§ **Problem description**
Count how many lines contain the word "data". Please give only the number.

§ **Provided material**
• • • • • • •
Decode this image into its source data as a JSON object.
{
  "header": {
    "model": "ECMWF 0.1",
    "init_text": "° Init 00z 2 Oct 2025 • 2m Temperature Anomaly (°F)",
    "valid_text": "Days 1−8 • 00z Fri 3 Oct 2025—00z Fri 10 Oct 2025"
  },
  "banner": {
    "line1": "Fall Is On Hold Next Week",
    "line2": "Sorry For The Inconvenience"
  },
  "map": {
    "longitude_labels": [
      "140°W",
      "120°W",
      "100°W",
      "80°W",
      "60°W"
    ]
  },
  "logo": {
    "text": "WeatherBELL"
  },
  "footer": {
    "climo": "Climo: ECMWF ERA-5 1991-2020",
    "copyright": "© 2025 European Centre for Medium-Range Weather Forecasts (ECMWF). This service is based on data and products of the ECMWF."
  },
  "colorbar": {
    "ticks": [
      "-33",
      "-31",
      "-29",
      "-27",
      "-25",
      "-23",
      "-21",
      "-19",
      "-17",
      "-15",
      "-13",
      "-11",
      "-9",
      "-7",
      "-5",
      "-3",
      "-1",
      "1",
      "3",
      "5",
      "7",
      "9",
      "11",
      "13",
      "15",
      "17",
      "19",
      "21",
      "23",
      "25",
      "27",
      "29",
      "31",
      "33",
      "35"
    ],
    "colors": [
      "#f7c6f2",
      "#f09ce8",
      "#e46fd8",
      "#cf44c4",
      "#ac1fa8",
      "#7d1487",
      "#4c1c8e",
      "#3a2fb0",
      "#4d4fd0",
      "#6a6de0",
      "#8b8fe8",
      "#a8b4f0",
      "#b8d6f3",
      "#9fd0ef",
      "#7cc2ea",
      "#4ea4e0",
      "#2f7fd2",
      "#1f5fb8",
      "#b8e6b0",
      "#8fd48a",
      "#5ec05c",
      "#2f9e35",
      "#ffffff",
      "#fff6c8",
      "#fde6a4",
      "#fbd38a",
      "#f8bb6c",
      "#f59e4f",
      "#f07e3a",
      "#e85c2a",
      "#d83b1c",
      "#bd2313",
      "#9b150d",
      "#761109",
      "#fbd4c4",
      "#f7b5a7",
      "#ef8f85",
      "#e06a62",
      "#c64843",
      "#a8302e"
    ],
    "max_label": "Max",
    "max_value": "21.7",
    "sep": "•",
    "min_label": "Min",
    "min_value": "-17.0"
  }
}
• • • • • • •
§ **Right answer**
2